WHAT IS EXPECTED:
Go through the entries below and copy each line containing the word "JSON".

— Start DATA SHOWN —

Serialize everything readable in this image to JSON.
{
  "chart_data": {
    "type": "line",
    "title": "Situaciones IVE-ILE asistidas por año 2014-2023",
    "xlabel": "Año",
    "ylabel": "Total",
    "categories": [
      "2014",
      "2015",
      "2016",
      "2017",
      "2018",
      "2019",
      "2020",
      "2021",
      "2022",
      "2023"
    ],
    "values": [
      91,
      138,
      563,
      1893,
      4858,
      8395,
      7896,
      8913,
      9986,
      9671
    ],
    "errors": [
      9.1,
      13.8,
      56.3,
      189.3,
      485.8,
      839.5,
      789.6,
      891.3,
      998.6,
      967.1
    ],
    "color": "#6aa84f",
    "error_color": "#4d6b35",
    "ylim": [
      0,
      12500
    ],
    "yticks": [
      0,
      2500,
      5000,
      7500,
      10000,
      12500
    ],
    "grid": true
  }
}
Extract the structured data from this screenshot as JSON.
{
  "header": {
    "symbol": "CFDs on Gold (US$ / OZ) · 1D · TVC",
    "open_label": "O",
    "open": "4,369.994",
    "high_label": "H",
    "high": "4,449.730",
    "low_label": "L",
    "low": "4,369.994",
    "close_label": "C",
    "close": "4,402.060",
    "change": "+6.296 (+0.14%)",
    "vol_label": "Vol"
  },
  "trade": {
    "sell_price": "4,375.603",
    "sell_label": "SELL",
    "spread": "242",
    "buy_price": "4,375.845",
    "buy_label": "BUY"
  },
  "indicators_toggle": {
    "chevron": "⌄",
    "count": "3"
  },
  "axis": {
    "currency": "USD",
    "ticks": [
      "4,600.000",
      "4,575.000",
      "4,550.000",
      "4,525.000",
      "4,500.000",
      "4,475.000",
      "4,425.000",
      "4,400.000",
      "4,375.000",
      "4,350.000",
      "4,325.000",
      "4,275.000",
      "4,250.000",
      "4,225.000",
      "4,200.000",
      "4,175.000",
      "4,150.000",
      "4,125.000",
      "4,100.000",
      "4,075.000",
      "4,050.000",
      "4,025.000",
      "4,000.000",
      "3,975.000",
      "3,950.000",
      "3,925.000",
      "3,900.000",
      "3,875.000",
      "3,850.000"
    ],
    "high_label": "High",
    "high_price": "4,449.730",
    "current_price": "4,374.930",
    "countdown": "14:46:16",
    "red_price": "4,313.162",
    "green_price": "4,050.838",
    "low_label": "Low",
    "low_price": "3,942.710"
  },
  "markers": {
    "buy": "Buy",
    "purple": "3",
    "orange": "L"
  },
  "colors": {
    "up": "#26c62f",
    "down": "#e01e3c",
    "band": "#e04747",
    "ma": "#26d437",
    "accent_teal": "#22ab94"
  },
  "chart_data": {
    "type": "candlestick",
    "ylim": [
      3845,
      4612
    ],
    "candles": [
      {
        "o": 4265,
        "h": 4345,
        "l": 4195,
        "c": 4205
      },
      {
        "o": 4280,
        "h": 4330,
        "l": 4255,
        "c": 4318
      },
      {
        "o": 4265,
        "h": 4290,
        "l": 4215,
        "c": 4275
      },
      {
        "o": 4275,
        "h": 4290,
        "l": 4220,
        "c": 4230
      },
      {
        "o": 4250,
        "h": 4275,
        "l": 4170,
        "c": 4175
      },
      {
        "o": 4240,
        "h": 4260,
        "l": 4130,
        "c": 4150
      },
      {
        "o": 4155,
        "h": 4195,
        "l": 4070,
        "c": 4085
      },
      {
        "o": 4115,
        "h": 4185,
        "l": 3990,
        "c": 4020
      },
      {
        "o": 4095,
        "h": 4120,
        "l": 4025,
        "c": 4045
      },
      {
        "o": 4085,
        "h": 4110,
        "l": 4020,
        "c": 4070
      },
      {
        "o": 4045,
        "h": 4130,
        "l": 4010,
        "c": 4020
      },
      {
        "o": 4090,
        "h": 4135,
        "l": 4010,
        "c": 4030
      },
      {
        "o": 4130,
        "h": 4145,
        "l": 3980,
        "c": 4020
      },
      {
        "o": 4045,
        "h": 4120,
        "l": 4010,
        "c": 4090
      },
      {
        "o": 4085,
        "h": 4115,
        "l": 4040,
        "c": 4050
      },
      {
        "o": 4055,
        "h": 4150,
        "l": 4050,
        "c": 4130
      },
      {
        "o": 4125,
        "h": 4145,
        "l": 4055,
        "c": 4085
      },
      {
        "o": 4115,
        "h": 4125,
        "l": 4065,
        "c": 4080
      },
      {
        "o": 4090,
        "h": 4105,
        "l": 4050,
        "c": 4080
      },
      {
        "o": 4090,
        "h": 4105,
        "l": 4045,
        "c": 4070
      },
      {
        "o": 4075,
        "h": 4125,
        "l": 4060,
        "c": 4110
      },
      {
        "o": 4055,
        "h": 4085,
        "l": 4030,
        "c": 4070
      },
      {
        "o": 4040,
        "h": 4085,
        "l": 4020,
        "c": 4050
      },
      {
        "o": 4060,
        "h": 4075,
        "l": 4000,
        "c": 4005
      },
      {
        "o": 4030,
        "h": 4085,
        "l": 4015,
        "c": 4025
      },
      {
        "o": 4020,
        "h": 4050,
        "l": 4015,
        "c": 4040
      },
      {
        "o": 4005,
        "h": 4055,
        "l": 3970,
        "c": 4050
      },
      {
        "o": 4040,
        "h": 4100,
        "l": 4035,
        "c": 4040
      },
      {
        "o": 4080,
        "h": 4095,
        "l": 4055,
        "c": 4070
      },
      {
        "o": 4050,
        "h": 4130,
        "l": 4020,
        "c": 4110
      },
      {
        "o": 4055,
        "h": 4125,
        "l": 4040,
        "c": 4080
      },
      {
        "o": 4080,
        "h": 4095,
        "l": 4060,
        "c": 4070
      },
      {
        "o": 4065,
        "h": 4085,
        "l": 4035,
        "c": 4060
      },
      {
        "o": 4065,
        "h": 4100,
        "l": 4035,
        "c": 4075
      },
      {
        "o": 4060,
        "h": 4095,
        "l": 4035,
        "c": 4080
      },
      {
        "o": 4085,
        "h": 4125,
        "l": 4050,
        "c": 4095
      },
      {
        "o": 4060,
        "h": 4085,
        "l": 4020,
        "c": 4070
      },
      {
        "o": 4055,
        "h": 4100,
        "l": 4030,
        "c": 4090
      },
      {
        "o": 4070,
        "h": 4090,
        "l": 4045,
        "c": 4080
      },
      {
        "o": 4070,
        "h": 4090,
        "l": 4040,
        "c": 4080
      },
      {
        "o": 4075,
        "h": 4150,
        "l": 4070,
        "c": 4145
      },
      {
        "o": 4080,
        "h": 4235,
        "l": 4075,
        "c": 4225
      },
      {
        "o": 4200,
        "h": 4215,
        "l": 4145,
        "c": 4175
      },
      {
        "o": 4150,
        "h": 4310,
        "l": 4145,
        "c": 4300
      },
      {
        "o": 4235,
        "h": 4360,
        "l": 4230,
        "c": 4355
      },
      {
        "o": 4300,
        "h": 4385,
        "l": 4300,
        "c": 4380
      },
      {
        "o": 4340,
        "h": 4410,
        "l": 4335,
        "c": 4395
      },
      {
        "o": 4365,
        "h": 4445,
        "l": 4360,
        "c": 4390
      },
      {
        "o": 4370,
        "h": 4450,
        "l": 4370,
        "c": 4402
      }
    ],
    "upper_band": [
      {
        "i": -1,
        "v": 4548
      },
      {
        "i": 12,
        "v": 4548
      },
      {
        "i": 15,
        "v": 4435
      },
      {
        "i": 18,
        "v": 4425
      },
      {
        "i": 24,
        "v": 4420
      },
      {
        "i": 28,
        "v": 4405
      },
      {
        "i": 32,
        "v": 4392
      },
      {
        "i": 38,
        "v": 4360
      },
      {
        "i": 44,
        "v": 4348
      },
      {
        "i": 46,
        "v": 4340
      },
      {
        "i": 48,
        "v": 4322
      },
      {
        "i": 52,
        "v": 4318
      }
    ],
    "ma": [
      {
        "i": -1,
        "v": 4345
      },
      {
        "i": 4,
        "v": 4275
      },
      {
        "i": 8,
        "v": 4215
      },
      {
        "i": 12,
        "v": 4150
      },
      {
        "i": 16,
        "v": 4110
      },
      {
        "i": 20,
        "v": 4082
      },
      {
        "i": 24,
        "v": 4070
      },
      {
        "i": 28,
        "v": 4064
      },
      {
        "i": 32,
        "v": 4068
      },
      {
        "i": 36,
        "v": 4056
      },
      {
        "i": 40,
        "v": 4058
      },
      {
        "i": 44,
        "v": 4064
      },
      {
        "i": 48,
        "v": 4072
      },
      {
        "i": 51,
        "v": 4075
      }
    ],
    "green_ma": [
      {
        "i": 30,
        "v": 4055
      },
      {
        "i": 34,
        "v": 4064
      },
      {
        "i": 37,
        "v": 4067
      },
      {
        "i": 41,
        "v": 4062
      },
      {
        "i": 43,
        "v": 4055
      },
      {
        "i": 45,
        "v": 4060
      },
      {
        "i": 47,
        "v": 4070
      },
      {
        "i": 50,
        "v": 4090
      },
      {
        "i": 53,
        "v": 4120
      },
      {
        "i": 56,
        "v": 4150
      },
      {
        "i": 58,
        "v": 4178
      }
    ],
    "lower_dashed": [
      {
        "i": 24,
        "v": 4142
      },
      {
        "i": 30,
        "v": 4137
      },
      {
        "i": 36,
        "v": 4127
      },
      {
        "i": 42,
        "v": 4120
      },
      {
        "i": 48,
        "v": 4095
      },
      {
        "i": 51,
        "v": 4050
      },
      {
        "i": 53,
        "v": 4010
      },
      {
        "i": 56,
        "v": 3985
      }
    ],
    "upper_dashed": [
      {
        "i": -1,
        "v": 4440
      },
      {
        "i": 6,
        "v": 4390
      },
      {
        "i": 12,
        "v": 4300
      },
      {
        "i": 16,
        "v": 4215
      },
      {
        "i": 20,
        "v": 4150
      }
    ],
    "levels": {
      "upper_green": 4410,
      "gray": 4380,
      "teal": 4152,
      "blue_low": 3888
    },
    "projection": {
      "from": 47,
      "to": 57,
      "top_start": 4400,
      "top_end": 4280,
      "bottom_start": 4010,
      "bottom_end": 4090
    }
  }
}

— End DATA SHOWN —

TASK OUTPUT:
Serialize everything readable in this image to JSON.
Extract the structured data from this screenshot as JSON.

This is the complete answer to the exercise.